[start]

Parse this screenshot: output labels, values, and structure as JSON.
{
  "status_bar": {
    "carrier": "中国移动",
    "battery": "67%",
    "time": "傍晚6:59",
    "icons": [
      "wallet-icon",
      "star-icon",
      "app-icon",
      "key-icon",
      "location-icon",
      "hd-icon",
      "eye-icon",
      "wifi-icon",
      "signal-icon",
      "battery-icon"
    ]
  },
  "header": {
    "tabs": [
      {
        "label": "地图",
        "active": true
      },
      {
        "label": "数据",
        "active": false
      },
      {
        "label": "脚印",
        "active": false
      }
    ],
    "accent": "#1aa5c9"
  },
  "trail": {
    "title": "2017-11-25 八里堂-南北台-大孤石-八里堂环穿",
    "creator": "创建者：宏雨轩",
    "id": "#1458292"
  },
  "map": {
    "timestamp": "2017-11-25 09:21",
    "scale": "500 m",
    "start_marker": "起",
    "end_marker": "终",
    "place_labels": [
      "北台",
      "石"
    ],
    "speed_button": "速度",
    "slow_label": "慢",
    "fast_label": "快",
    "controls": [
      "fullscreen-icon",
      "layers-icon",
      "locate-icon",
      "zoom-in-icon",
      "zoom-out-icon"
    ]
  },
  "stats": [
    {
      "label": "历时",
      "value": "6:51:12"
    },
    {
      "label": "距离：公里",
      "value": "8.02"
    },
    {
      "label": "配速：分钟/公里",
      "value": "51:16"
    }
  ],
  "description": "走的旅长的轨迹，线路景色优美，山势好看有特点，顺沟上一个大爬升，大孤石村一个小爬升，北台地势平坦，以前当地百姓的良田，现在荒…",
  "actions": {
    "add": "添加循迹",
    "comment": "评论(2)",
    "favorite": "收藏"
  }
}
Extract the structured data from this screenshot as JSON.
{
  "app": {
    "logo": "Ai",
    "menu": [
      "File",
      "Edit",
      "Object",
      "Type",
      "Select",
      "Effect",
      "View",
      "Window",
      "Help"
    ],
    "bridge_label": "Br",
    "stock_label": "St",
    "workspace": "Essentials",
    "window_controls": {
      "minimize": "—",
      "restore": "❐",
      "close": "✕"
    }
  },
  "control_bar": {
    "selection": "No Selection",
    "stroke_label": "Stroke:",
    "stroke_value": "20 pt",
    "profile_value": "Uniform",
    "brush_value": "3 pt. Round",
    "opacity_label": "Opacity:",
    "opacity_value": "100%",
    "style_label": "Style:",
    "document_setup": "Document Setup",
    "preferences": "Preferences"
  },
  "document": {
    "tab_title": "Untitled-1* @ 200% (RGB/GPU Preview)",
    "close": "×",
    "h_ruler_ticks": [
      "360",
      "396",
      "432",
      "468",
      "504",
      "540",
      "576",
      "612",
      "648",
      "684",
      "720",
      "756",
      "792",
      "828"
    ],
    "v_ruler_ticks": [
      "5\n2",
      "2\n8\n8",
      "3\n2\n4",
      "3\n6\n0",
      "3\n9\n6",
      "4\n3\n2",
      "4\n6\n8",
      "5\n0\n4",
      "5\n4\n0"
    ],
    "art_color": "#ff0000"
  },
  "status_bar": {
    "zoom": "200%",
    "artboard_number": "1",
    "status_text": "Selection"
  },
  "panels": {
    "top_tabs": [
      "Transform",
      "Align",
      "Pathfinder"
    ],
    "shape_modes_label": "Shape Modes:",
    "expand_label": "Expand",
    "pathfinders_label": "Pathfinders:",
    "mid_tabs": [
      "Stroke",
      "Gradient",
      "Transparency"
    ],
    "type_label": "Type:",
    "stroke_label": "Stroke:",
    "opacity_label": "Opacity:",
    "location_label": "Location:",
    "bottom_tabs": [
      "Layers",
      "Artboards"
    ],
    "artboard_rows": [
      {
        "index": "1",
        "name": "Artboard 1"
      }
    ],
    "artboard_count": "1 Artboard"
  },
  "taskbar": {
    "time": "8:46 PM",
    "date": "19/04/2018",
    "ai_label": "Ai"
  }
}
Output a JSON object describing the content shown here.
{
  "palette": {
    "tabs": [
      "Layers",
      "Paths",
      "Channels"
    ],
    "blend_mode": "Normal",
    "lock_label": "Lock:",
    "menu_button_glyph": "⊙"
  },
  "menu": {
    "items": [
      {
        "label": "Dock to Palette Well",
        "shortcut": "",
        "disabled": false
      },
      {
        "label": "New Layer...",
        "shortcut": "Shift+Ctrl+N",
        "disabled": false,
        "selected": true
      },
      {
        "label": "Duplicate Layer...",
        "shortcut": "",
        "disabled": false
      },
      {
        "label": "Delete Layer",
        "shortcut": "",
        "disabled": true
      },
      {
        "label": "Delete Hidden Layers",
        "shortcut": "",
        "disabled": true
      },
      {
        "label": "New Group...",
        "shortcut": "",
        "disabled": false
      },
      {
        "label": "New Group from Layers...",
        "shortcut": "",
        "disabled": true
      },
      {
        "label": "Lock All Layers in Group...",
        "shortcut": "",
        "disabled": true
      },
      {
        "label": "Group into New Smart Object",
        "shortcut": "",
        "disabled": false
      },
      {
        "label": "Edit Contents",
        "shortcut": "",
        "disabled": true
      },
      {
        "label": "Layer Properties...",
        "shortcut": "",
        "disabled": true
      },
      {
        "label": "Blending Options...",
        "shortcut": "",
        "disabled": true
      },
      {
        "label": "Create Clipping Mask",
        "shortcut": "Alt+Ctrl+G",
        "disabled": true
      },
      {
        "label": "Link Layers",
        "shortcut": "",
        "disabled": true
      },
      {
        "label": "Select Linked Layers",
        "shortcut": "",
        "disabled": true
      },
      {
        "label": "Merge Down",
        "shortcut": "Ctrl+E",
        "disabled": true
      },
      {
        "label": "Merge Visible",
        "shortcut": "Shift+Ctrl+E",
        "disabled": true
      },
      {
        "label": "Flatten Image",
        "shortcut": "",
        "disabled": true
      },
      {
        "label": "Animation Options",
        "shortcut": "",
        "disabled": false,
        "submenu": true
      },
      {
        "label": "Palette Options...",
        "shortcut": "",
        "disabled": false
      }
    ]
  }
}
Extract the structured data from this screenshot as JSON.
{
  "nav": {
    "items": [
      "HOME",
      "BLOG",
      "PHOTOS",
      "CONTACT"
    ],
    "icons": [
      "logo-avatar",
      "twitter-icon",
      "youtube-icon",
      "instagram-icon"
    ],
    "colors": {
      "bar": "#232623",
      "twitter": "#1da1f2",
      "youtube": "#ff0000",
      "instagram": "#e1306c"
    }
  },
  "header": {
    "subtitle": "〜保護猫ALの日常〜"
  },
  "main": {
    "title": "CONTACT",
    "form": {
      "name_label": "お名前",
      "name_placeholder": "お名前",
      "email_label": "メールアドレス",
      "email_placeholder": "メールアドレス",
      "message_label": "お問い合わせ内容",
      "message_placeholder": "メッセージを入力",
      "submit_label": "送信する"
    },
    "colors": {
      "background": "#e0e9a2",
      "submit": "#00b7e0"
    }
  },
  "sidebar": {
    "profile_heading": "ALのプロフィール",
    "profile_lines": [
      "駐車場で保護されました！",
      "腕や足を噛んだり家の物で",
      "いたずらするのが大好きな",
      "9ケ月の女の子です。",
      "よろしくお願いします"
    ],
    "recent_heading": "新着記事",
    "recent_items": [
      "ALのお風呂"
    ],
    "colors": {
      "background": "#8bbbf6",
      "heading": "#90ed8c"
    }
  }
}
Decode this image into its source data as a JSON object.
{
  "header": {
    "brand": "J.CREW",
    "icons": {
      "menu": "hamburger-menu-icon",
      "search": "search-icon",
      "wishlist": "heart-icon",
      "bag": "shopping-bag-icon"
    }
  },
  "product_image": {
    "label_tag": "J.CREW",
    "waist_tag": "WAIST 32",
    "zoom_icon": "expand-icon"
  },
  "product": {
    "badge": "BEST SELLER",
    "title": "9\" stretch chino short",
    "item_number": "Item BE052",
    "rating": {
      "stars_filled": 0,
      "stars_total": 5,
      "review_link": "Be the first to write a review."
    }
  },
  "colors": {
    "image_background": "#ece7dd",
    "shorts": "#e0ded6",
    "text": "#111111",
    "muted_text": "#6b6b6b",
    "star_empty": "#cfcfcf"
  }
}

[end]

_Job_. Take the line holding "Decode this image" and all lines after it through the end of the data, and set them down exactly.

_Reply_.
Decode this image into its source data as a JSON object.
{
  "header": {
    "brand": "J.CREW",
    "icons": {
      "menu": "hamburger-menu-icon",
      "search": "search-icon",
      "wishlist": "heart-icon",
      "bag": "shopping-bag-icon"
    }
  },
  "product_image": {
    "label_tag": "J.CREW",
    "waist_tag": "WAIST 32",
    "zoom_icon": "expand-icon"
  },
  "product": {
    "badge": "BEST SELLER",
    "title": "9\" stretch chino short",
    "item_number": "Item BE052",
    "rating": {
      "stars_filled": 0,
      "stars_total": 5,
      "review_link": "Be the first to write a review."
    }
  },
  "colors": {
    "image_background": "#ece7dd",
    "shorts": "#e0ded6",
    "text": "#111111",
    "muted_text": "#6b6b6b",
    "star_empty": "#cfcfcf"
  }
}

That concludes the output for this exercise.